Extract provided:
-=-=-=-=-

News and Opinion from Sisters, Oregon
In which the writer continues to contemplate and blather upon the subject of joy, inspired by a writing prompt in musician and writer Nick Cave’s column “The Red Hand Files.” Mr. Cave seemed to advocate seeking out joy, treating joy as a decision that one makes. Here’s where we left off last column (Click here to see previous column.):
We can court joy and look for it. We can imagine it is within our control. Or we can turn our back and wait for it to tap us on the shoulder.
We can experience long, arduous times of stress and grief and caregiving, misery and depression and illness, suicidal ideation and the bleak muffling of our senses. Forcing ourselves into joy may not be the remedy. Crawling through the darkness on our hands and knees, blindfolded, our mouths gagged, may be the only way through. Only after we satisfy the needs of Ereshkigal and Hades and Persephone in the underworld may our joy rise again.
How do I find joy? By relishing my one short life here in Earth School. By going deep underground when necessary and refusing to slap a smiley face on trauma, grief, and shadow. By not demanding constant joy of myself, but often placing myself in situations where I can engage with the world’s ever-cycling magics: wandering the woods, lying on my back watching stars, sitting in the totality of a solar eclipse for over two minutes, marveling and laughing.
I find joy drinking tea with my close friends, playing music, singing, writing poetry. I find joy visiting a holy spring where ice-melt water burbles out of the ground. Taking walks, solo or with loved ones, silent or recording a podcast, stopping to wrap my body around giant ponderosa pines with crackling orange and black bark, breathing in their deep smells of vanilla and sunlight.
I find joy camping and playing Yahtzee with my hilarious, wild, cackling mom and her sisters. Allowing myself to write, even when the poem or song that comes out is intense and dark and kinda freaks me out. Writing for my community in the local newspaper. Yeah, this one.
Every so often, I find joy in visiting the city where I used to live, experiencing my friend Soriah perform his beautiful shamanic throat singing. I take joy in how he has learned and practiced his art for decades, becoming a master. Now he’s opening for musicians we’ve admired since we were young, back when we played in bands together, bands no one has ever heard of.
And then I dance with unpremeditated exuberance as Bauhaus or Love and Rockets takes the stage. It is like church, to sing these songs along with my fellow fans, who are also brimming with joy. The bubbling sensation follows me to the after-party, where I see friends whose equally joyful faces I haven’t seen in years.

-=-=-=-=-

Information supplied:
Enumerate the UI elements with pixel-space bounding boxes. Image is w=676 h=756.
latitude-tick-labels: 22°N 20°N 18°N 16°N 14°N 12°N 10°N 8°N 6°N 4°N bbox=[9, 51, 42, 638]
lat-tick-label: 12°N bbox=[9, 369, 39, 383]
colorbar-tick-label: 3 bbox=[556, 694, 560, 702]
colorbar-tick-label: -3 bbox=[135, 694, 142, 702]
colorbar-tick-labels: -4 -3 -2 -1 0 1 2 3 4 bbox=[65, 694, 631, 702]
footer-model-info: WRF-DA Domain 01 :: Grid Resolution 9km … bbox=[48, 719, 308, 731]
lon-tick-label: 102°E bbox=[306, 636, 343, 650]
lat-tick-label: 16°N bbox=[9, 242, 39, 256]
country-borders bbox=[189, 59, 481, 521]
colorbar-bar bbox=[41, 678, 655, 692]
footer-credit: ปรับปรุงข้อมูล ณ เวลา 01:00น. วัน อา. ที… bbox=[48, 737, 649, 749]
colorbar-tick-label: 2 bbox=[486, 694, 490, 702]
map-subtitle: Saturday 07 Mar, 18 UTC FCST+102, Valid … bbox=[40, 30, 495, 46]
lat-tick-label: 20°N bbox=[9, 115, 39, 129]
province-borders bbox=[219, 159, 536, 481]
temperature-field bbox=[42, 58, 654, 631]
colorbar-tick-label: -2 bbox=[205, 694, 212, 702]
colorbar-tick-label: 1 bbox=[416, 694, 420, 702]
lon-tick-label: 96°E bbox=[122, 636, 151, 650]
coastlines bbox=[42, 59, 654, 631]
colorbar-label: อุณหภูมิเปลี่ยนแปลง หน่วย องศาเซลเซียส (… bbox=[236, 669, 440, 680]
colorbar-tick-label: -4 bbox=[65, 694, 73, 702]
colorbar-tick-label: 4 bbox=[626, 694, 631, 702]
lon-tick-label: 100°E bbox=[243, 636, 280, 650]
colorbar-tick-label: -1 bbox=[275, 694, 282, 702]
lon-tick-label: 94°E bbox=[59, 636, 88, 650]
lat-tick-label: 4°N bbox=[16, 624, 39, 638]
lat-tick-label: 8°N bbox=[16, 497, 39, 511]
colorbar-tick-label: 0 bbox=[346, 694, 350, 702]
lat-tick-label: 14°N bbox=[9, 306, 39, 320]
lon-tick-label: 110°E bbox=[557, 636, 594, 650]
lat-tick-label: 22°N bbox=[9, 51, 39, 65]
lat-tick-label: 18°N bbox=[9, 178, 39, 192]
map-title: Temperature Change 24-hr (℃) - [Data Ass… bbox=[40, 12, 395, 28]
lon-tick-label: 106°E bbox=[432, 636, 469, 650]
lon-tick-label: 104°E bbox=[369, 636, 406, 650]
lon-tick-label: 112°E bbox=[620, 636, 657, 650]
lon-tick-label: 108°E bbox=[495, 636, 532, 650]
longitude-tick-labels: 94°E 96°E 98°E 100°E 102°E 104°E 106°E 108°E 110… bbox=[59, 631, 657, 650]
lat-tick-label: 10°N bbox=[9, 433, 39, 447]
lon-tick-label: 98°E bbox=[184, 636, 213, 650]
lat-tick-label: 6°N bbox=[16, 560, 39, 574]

-=-=-=-=-

Assignment:
Which figures does the column on joy say must have their needs satisfied in the underworld before joy can rise again?

Solution to the problem:
Ereshkigal, Hades, and Persephone.